» **Set exercise**: Filter this material down to the lines that hold "data", copying each one.

◆ ◆ ◆

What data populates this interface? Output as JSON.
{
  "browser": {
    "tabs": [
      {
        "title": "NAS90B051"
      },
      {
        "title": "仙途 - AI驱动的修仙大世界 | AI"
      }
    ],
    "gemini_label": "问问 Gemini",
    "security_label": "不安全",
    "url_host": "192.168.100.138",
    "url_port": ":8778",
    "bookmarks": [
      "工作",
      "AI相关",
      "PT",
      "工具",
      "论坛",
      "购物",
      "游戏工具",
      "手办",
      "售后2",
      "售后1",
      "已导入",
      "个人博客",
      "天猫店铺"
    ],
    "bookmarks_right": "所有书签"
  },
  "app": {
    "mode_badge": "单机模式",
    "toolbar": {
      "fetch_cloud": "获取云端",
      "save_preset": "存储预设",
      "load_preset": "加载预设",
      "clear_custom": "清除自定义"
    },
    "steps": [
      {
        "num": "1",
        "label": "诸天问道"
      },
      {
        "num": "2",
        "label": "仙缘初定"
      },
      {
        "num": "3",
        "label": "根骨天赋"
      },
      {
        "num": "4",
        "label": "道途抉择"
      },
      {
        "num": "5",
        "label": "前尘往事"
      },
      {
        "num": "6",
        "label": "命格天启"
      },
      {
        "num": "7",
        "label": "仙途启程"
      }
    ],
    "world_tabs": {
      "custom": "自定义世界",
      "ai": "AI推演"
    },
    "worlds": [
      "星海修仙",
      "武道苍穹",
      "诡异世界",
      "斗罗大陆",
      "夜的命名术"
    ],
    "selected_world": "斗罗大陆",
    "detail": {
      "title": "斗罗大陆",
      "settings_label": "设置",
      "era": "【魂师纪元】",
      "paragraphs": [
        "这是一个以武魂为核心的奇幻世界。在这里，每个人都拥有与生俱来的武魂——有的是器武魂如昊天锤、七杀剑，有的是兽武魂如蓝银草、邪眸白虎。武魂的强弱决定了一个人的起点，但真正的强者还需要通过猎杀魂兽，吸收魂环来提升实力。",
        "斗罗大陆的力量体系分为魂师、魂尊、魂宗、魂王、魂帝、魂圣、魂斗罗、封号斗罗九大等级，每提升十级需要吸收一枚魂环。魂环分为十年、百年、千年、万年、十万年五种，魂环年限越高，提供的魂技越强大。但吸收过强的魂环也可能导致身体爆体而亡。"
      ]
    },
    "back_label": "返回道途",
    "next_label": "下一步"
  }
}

◆ ◆ ◆

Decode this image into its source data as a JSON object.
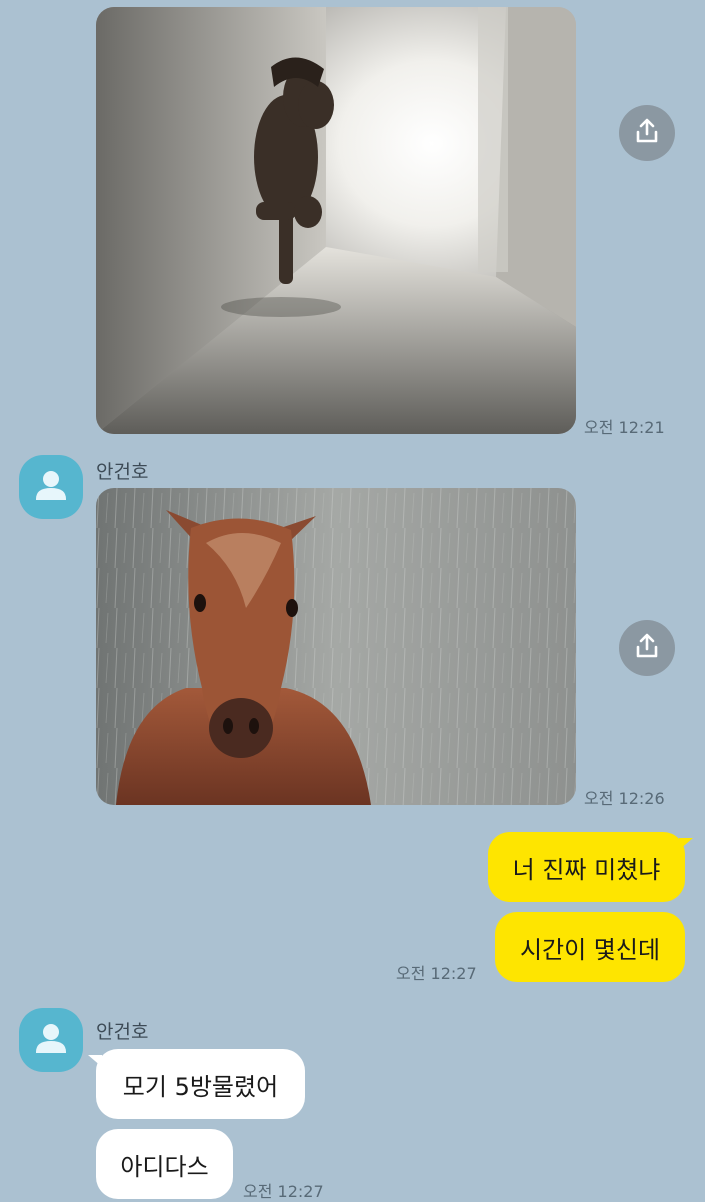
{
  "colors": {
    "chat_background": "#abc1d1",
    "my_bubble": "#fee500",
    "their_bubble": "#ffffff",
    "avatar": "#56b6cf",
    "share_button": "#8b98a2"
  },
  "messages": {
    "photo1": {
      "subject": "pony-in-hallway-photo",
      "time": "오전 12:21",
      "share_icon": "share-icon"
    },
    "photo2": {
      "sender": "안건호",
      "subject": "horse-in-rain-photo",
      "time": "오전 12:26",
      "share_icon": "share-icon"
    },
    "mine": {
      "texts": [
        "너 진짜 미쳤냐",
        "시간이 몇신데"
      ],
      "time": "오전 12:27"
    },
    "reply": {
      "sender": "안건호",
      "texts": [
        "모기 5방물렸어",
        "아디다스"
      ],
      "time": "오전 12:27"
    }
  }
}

◆ ◆ ◆

» **Answer**:
What data populates this interface? Output as JSON.
Decode this image into its source data as a JSON object.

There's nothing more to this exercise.